> Records shown
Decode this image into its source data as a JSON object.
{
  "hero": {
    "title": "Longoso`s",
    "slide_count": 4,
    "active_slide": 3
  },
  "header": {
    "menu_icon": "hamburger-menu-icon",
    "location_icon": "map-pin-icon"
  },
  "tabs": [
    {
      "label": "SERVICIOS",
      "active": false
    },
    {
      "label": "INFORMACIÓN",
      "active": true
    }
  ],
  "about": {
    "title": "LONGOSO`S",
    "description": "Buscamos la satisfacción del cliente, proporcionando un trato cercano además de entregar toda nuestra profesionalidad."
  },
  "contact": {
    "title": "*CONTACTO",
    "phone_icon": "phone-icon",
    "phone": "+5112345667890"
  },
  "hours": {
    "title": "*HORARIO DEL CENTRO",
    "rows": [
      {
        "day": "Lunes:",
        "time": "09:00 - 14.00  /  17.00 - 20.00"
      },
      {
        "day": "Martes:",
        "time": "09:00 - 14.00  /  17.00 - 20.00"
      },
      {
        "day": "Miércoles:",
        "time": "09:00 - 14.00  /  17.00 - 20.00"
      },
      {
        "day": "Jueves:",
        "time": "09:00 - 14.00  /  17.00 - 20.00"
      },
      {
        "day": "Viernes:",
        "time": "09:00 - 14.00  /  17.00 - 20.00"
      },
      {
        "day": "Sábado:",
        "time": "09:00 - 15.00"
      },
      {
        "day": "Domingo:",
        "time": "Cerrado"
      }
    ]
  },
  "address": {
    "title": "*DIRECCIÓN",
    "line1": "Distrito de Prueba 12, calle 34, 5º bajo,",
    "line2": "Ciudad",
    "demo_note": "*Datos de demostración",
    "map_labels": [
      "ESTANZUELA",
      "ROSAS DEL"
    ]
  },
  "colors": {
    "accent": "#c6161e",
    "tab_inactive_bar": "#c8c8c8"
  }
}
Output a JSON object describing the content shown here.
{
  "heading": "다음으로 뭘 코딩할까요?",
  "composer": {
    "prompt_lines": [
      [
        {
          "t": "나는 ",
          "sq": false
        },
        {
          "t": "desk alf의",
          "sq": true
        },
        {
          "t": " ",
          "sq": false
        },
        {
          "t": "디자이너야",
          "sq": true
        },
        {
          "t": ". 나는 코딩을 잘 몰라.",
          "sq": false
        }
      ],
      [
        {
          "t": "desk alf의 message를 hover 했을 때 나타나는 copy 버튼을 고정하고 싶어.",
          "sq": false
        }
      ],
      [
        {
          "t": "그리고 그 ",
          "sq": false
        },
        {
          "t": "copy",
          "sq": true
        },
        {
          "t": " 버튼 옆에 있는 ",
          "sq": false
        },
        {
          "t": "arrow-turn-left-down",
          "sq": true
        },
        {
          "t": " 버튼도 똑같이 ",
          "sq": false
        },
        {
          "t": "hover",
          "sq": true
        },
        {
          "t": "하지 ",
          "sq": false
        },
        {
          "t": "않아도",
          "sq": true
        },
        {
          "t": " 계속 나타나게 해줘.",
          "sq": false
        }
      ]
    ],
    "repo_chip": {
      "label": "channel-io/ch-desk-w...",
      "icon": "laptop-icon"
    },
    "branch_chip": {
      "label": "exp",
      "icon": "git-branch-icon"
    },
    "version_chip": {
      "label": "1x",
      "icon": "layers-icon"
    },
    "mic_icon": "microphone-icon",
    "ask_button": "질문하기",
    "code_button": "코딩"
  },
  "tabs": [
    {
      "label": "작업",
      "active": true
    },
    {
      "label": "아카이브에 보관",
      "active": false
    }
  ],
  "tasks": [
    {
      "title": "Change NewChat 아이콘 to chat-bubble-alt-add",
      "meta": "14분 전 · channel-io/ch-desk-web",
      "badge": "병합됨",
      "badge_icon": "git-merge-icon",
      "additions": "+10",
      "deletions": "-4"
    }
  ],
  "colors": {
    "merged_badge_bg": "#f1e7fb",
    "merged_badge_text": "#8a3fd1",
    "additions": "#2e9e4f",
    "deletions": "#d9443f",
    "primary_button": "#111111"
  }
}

> What is needed
Please reproduce all of the entries exactly as they stand.

> Answer for the task
Decode this image into its source data as a JSON object.
{
  "hero": {
    "title": "Longoso`s",
    "slide_count": 4,
    "active_slide": 3
  },
  "header": {
    "menu_icon": "hamburger-menu-icon",
    "location_icon": "map-pin-icon"
  },
  "tabs": [
    {
      "label": "SERVICIOS",
      "active": false
    },
    {
      "label": "INFORMACIÓN",
      "active": true
    }
  ],
  "about": {
    "title": "LONGOSO`S",
    "description": "Buscamos la satisfacción del cliente, proporcionando un trato cercano además de entregar toda nuestra profesionalidad."
  },
  "contact": {
    "title": "*CONTACTO",
    "phone_icon": "phone-icon",
    "phone": "+5112345667890"
  },
  "hours": {
    "title": "*HORARIO DEL CENTRO",
    "rows": [
      {
        "day": "Lunes:",
        "time": "09:00 - 14.00  /  17.00 - 20.00"
      },
      {
        "day": "Martes:",
        "time": "09:00 - 14.00  /  17.00 - 20.00"
      },
      {
        "day": "Miércoles:",
        "time": "09:00 - 14.00  /  17.00 - 20.00"
      },
      {
        "day": "Jueves:",
        "time": "09:00 - 14.00  /  17.00 - 20.00"
      },
      {
        "day": "Viernes:",
        "time": "09:00 - 14.00  /  17.00 - 20.00"
      },
      {
        "day": "Sábado:",
        "time": "09:00 - 15.00"
      },
      {
        "day": "Domingo:",
        "time": "Cerrado"
      }
    ]
  },
  "address": {
    "title": "*DIRECCIÓN",
    "line1": "Distrito de Prueba 12, calle 34, 5º bajo,",
    "line2": "Ciudad",
    "demo_note": "*Datos de demostración",
    "map_labels": [
      "ESTANZUELA",
      "ROSAS DEL"
    ]
  },
  "colors": {
    "accent": "#c6161e",
    "tab_inactive_bar": "#c8c8c8"
  }
}
Output a JSON object describing the content shown here.
{
  "heading": "다음으로 뭘 코딩할까요?",
  "composer": {
    "prompt_lines": [
      [
        {
          "t": "나는 ",
          "sq": false
        },
        {
          "t": "desk alf의",
          "sq": true
        },
        {
          "t": " ",
          "sq": false
        },
        {
          "t": "디자이너야",
          "sq": true
        },
        {
          "t": ". 나는 코딩을 잘 몰라.",
          "sq": false
        }
      ],
      [
        {
          "t": "desk alf의 message를 hover 했을 때 나타나는 copy 버튼을 고정하고 싶어.",
          "sq": false
        }
      ],
      [
        {
          "t": "그리고 그 ",
          "sq": false
        },
        {
          "t": "copy",
          "sq": true
        },
        {
          "t": " 버튼 옆에 있는 ",
          "sq": false
        },
        {
          "t": "arrow-turn-left-down",
          "sq": true
        },
        {
          "t": " 버튼도 똑같이 ",
          "sq": false
        },
        {
          "t": "hover",
          "sq": true
        },
        {
          "t": "하지 ",
          "sq": false
        },
        {
          "t": "않아도",
          "sq": true
        },
        {
          "t": " 계속 나타나게 해줘.",
          "sq": false
        }
      ]
    ],
    "repo_chip": {
      "label": "channel-io/ch-desk-w...",
      "icon": "laptop-icon"
    },
    "branch_chip": {
      "label": "exp",
      "icon": "git-branch-icon"
    },
    "version_chip": {
      "label": "1x",
      "icon": "layers-icon"
    },
    "mic_icon": "microphone-icon",
    "ask_button": "질문하기",
    "code_button": "코딩"
  },
  "tabs": [
    {
      "label": "작업",
      "active": true
    },
    {
      "label": "아카이브에 보관",
      "active": false
    }
  ],
  "tasks": [
    {
      "title": "Change NewChat 아이콘 to chat-bubble-alt-add",
      "meta": "14분 전 · channel-io/ch-desk-web",
      "badge": "병합됨",
      "badge_icon": "git-merge-icon",
      "additions": "+10",
      "deletions": "-4"
    }
  ],
  "colors": {
    "merged_badge_bg": "#f1e7fb",
    "merged_badge_text": "#8a3fd1",
    "additions": "#2e9e4f",
    "deletions": "#d9443f",
    "primary_button": "#111111"
  }
}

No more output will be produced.